● Excerpted records

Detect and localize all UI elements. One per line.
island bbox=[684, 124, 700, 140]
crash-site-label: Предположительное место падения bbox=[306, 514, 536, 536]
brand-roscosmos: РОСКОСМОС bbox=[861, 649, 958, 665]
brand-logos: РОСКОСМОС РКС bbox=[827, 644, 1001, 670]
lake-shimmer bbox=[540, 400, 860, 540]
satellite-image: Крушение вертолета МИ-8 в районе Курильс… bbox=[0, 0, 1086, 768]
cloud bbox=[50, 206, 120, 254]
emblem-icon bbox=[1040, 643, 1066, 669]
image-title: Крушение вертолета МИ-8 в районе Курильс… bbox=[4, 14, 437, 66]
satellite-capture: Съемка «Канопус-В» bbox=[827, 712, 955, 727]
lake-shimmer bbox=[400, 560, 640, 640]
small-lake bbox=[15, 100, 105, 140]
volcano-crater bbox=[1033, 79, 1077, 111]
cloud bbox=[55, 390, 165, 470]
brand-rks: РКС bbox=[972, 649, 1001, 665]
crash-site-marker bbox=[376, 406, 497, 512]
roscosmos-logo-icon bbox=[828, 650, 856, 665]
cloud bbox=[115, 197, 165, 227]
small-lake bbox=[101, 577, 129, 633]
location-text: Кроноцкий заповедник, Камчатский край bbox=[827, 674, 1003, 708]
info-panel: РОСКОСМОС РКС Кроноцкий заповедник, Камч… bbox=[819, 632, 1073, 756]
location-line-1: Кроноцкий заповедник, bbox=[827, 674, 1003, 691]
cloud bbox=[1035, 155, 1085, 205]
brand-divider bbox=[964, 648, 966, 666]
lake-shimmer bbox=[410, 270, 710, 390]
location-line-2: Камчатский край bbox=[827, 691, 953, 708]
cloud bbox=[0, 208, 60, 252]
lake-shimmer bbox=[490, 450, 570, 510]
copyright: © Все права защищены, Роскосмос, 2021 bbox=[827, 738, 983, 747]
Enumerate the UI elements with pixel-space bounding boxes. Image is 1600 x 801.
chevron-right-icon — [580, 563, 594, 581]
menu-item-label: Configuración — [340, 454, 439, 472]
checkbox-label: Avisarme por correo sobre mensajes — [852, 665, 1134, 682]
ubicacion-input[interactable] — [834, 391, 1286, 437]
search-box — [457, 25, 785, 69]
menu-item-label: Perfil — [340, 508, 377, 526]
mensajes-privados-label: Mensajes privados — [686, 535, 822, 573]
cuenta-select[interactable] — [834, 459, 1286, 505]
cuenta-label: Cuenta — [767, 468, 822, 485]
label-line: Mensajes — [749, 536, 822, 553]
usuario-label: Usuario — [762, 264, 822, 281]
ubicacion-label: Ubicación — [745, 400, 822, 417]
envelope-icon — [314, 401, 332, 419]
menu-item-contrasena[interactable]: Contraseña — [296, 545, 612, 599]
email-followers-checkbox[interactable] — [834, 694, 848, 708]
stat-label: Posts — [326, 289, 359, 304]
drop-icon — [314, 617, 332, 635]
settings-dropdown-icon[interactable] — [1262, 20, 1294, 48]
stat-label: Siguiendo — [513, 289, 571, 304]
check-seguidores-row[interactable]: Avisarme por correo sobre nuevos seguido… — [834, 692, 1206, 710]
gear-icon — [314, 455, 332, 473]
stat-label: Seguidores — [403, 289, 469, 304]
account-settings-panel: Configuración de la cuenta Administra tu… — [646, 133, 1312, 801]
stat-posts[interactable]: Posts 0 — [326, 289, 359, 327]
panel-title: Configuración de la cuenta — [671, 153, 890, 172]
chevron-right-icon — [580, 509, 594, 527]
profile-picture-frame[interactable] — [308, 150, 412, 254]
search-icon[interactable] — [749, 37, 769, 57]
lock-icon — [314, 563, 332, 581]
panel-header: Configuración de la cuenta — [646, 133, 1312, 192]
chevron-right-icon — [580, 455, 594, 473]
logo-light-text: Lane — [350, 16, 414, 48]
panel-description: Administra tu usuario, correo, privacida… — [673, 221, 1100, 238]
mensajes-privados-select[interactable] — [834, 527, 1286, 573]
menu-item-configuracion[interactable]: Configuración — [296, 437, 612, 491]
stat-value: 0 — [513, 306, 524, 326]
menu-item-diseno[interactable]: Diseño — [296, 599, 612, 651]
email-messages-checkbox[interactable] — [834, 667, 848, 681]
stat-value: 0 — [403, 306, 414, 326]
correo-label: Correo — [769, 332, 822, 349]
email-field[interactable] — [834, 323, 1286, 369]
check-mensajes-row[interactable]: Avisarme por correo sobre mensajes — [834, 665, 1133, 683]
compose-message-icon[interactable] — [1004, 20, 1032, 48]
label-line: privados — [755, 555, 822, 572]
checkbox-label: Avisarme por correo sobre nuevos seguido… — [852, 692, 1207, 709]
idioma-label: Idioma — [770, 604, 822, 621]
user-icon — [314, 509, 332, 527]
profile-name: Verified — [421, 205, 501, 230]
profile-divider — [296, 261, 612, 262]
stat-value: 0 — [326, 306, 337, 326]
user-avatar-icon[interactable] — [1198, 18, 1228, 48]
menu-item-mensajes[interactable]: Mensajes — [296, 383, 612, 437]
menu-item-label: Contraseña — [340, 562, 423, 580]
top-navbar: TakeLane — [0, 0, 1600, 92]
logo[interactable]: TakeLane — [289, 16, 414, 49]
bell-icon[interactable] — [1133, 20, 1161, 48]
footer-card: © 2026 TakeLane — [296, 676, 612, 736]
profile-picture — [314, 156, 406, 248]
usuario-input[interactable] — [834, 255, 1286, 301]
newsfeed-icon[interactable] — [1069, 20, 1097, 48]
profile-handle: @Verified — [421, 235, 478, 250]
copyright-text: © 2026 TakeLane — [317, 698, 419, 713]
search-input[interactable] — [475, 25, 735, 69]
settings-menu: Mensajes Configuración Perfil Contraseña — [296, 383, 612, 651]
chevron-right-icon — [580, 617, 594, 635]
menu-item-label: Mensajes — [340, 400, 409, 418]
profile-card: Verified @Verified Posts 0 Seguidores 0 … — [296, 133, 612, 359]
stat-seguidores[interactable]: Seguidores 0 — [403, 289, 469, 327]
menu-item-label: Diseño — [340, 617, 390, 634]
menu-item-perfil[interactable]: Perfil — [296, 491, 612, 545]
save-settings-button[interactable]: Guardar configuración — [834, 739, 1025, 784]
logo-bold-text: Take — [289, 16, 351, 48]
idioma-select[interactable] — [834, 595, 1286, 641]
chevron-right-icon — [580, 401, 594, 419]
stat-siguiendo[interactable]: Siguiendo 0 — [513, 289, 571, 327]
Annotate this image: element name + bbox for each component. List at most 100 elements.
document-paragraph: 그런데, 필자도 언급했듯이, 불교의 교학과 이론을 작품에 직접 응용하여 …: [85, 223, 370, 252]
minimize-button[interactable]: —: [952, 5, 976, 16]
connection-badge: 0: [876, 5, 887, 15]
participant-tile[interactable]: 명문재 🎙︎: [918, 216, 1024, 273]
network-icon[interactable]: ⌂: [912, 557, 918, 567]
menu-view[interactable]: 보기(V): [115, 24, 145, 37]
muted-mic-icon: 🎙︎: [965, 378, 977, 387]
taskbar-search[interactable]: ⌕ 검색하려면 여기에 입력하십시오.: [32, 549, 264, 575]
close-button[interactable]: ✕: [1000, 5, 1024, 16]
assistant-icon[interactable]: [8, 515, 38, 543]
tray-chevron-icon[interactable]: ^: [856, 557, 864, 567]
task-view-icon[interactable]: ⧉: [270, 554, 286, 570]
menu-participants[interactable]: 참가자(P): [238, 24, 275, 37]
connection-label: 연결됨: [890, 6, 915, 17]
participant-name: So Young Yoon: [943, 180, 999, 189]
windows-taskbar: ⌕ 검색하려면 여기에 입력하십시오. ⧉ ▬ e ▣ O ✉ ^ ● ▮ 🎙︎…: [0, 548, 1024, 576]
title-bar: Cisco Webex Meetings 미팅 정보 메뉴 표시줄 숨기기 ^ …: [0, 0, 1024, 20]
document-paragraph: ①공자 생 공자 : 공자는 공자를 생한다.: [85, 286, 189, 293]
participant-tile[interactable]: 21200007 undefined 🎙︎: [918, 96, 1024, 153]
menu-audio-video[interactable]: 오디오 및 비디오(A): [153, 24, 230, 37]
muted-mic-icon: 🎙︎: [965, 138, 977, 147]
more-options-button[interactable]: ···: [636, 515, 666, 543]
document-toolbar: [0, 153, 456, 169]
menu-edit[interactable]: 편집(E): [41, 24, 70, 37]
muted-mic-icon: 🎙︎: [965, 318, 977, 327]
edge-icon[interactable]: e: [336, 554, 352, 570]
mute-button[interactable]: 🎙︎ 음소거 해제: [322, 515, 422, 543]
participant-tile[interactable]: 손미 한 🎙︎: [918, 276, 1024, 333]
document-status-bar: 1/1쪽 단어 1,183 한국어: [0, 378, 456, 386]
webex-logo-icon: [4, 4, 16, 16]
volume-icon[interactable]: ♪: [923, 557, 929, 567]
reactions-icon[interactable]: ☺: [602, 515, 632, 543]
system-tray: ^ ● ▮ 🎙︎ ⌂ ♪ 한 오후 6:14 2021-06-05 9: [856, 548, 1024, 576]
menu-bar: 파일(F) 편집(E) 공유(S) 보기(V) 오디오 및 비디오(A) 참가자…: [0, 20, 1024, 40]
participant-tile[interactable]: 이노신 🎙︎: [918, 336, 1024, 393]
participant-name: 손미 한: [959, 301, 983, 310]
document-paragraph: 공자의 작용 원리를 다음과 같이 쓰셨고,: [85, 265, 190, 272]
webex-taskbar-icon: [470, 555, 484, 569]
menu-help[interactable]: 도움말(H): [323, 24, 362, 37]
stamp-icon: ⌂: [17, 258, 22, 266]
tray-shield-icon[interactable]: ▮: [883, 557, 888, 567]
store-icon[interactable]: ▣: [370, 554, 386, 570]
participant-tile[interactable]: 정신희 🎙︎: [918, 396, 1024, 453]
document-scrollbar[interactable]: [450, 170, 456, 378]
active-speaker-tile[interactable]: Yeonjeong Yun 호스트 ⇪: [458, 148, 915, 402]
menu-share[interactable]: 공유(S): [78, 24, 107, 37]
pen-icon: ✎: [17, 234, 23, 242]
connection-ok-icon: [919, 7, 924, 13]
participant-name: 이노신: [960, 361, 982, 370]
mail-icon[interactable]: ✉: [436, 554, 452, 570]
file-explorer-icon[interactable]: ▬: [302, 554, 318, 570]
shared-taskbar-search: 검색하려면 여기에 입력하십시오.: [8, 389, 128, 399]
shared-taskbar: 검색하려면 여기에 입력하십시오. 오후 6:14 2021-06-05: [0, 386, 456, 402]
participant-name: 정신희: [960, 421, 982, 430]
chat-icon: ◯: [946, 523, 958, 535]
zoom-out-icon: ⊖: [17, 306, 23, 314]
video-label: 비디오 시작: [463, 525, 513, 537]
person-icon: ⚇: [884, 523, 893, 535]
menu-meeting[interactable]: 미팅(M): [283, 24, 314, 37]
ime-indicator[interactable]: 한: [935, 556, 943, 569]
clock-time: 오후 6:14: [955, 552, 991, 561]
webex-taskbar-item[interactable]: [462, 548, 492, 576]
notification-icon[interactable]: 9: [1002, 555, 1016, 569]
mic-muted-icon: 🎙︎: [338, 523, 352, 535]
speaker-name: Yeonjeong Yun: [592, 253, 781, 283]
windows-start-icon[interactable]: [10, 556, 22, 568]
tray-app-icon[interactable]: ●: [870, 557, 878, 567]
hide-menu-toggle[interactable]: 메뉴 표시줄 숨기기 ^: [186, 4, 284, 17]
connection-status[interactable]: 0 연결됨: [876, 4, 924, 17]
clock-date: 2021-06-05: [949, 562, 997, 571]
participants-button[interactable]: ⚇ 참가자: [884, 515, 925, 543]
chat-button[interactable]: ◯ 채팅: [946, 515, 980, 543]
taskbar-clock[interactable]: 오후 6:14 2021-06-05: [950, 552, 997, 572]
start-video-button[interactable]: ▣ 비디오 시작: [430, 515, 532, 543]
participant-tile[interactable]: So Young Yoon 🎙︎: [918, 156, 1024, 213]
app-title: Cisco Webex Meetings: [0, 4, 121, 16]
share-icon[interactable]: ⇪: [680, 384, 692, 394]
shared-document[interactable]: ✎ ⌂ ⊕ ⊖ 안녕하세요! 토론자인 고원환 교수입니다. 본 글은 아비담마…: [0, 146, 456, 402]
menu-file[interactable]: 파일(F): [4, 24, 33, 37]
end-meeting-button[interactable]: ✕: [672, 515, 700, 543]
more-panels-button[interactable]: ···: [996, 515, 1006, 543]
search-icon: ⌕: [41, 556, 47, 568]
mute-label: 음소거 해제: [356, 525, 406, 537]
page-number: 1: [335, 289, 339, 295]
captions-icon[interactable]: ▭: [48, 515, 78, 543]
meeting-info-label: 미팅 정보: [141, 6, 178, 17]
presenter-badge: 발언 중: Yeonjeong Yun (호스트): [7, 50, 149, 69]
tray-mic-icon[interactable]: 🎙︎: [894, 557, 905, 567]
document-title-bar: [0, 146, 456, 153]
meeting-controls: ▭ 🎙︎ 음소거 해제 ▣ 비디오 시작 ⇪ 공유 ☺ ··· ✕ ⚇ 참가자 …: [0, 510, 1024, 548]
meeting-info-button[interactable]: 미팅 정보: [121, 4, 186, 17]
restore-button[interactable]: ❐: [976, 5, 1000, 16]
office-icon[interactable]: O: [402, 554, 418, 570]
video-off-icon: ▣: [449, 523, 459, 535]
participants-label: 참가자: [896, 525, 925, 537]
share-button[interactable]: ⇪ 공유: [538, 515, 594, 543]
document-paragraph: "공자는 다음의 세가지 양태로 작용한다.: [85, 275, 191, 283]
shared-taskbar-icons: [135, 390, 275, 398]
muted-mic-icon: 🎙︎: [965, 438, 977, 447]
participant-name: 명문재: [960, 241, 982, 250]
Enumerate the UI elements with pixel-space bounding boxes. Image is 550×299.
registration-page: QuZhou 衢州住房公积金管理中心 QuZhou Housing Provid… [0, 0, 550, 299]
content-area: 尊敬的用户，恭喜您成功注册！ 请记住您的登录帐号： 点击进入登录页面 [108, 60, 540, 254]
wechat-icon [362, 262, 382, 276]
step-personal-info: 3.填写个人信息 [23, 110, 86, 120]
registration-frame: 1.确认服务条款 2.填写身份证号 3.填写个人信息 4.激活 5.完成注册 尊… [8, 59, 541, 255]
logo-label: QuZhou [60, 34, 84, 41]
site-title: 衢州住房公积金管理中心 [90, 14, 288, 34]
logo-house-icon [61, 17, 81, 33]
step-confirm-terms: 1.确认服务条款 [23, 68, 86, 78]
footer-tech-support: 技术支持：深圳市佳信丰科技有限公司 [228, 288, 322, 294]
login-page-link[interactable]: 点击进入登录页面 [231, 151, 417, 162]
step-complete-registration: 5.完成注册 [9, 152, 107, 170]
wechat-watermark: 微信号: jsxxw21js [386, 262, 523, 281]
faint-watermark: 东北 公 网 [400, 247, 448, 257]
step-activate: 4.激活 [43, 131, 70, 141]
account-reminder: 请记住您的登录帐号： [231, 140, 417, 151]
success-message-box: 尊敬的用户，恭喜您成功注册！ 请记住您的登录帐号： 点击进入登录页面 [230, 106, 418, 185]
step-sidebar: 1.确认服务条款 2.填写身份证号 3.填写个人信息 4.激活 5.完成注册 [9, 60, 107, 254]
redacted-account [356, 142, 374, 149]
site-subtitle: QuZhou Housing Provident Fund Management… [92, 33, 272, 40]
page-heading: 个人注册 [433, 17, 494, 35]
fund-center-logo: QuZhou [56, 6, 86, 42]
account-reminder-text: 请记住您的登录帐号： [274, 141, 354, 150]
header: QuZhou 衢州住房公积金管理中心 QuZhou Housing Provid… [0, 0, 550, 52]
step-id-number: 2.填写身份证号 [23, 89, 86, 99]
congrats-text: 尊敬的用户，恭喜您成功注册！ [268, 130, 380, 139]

● Work required
Copy out the lines word for word, from the very first one down to and including the line that contains "small-lake bbox=[101, 577, 129, 633]".

● Full answer
Detect and localize all UI elements. One per line.
island bbox=[684, 124, 700, 140]
crash-site-label: Предположительное место падения bbox=[306, 514, 536, 536]
brand-roscosmos: РОСКОСМОС bbox=[861, 649, 958, 665]
brand-logos: РОСКОСМОС РКС bbox=[827, 644, 1001, 670]
lake-shimmer bbox=[540, 400, 860, 540]
satellite-image: Крушение вертолета МИ-8 в районе Курильс… bbox=[0, 0, 1086, 768]
cloud bbox=[50, 206, 120, 254]
emblem-icon bbox=[1040, 643, 1066, 669]
image-title: Крушение вертолета МИ-8 в районе Курильс… bbox=[4, 14, 437, 66]
satellite-capture: Съемка «Канопус-В» bbox=[827, 712, 955, 727]
lake-shimmer bbox=[400, 560, 640, 640]
small-lake bbox=[15, 100, 105, 140]
volcano-crater bbox=[1033, 79, 1077, 111]
cloud bbox=[55, 390, 165, 470]
brand-rks: РКС bbox=[972, 649, 1001, 665]
crash-site-marker bbox=[376, 406, 497, 512]
roscosmos-logo-icon bbox=[828, 650, 856, 665]
cloud bbox=[115, 197, 165, 227]
small-lake bbox=[101, 577, 129, 633]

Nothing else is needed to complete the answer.